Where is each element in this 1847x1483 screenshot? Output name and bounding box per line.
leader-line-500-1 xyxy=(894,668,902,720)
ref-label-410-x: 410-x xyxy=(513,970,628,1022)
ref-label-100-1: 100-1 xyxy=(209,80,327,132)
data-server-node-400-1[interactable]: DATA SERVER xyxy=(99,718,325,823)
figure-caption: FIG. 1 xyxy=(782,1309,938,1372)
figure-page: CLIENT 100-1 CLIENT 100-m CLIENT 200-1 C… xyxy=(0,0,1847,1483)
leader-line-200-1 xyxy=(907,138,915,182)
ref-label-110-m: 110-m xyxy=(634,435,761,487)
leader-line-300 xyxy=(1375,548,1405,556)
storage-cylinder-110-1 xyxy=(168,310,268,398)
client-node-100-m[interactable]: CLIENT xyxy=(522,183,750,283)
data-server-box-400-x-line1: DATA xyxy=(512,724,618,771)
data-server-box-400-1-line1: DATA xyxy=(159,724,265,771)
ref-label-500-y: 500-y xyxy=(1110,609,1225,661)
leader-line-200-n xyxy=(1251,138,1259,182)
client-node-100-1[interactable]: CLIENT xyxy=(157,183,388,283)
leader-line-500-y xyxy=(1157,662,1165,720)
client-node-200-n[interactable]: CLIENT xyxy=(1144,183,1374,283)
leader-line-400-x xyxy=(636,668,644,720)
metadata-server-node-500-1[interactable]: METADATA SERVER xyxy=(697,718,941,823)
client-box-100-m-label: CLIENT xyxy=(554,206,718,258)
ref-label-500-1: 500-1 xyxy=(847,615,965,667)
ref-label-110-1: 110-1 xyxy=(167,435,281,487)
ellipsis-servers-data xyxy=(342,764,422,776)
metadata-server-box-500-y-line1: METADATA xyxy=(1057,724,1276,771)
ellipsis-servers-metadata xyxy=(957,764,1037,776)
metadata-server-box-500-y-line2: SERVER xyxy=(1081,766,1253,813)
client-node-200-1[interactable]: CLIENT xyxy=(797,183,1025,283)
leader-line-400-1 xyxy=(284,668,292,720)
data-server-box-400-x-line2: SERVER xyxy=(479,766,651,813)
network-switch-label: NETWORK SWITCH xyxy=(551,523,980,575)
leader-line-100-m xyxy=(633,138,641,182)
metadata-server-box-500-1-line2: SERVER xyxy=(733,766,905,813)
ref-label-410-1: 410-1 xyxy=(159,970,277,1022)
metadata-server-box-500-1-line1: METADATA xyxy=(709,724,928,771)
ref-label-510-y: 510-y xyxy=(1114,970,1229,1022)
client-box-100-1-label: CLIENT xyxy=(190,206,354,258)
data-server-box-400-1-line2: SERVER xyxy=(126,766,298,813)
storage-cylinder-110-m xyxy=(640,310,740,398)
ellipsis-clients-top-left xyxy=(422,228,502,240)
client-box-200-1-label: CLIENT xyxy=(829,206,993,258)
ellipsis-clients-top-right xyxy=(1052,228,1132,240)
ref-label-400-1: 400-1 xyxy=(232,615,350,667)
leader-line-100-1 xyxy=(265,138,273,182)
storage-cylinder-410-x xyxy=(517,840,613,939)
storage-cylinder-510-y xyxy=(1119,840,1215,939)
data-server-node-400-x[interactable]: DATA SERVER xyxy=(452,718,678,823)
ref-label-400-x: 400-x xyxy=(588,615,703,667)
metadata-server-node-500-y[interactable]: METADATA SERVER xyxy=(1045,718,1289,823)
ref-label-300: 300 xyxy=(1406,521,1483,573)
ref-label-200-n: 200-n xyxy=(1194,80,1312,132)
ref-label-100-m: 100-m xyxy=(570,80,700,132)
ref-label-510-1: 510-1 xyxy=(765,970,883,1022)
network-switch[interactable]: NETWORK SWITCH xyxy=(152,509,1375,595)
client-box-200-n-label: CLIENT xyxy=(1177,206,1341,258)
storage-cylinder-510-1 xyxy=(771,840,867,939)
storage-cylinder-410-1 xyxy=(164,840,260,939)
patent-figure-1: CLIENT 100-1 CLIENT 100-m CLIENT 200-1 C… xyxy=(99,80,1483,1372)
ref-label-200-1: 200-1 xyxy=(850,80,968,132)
________________
■ **Brief**:
Can you copy every line of the listing above, keeping each one word for word?

■ **Result of this task**:
Where is each element in this 1847x1483 screenshot? Output name and bounding box per line.
leader-line-500-1 xyxy=(894,668,902,720)
ref-label-410-x: 410-x xyxy=(513,970,628,1022)
ref-label-100-1: 100-1 xyxy=(209,80,327,132)
data-server-node-400-1[interactable]: DATA SERVER xyxy=(99,718,325,823)
figure-caption: FIG. 1 xyxy=(782,1309,938,1372)
figure-page: CLIENT 100-1 CLIENT 100-m CLIENT 200-1 C… xyxy=(0,0,1847,1483)
leader-line-200-1 xyxy=(907,138,915,182)
ref-label-110-m: 110-m xyxy=(634,435,761,487)
leader-line-300 xyxy=(1375,548,1405,556)
storage-cylinder-110-1 xyxy=(168,310,268,398)
client-node-100-m[interactable]: CLIENT xyxy=(522,183,750,283)
data-server-box-400-x-line1: DATA xyxy=(512,724,618,771)
data-server-box-400-1-line1: DATA xyxy=(159,724,265,771)
ref-label-500-y: 500-y xyxy=(1110,609,1225,661)
leader-line-200-n xyxy=(1251,138,1259,182)
client-node-100-1[interactable]: CLIENT xyxy=(157,183,388,283)
leader-line-500-y xyxy=(1157,662,1165,720)
client-node-200-n[interactable]: CLIENT xyxy=(1144,183,1374,283)
leader-line-400-x xyxy=(636,668,644,720)
metadata-server-node-500-1[interactable]: METADATA SERVER xyxy=(697,718,941,823)
client-box-100-m-label: CLIENT xyxy=(554,206,718,258)
ref-label-500-1: 500-1 xyxy=(847,615,965,667)
ref-label-110-1: 110-1 xyxy=(167,435,281,487)
ellipsis-servers-data xyxy=(342,764,422,776)
metadata-server-box-500-y-line1: METADATA xyxy=(1057,724,1276,771)
ellipsis-servers-metadata xyxy=(957,764,1037,776)
metadata-server-box-500-y-line2: SERVER xyxy=(1081,766,1253,813)
client-node-200-1[interactable]: CLIENT xyxy=(797,183,1025,283)
leader-line-400-1 xyxy=(284,668,292,720)
data-server-box-400-x-line2: SERVER xyxy=(479,766,651,813)
network-switch-label: NETWORK SWITCH xyxy=(551,523,980,575)
leader-line-100-m xyxy=(633,138,641,182)
metadata-server-box-500-1-line2: SERVER xyxy=(733,766,905,813)
ref-label-410-1: 410-1 xyxy=(159,970,277,1022)
metadata-server-box-500-1-line1: METADATA xyxy=(709,724,928,771)
ref-label-510-y: 510-y xyxy=(1114,970,1229,1022)
client-box-100-1-label: CLIENT xyxy=(190,206,354,258)
data-server-box-400-1-line2: SERVER xyxy=(126,766,298,813)
storage-cylinder-110-m xyxy=(640,310,740,398)
ellipsis-clients-top-left xyxy=(422,228,502,240)
client-box-200-1-label: CLIENT xyxy=(829,206,993,258)
ellipsis-clients-top-right xyxy=(1052,228,1132,240)
ref-label-400-1: 400-1 xyxy=(232,615,350,667)
leader-line-100-1 xyxy=(265,138,273,182)
storage-cylinder-410-x xyxy=(517,840,613,939)
storage-cylinder-510-y xyxy=(1119,840,1215,939)
data-server-node-400-x[interactable]: DATA SERVER xyxy=(452,718,678,823)
ref-label-400-x: 400-x xyxy=(588,615,703,667)
metadata-server-node-500-y[interactable]: METADATA SERVER xyxy=(1045,718,1289,823)
ref-label-300: 300 xyxy=(1406,521,1483,573)
ref-label-200-n: 200-n xyxy=(1194,80,1312,132)
ref-label-100-m: 100-m xyxy=(570,80,700,132)
ref-label-510-1: 510-1 xyxy=(765,970,883,1022)
network-switch[interactable]: NETWORK SWITCH xyxy=(152,509,1375,595)
client-box-200-n-label: CLIENT xyxy=(1177,206,1341,258)
storage-cylinder-510-1 xyxy=(771,840,867,939)
storage-cylinder-410-1 xyxy=(164,840,260,939)
patent-figure-1: CLIENT 100-1 CLIENT 100-m CLIENT 200-1 C… xyxy=(99,80,1483,1372)
ref-label-200-1: 200-1 xyxy=(850,80,968,132)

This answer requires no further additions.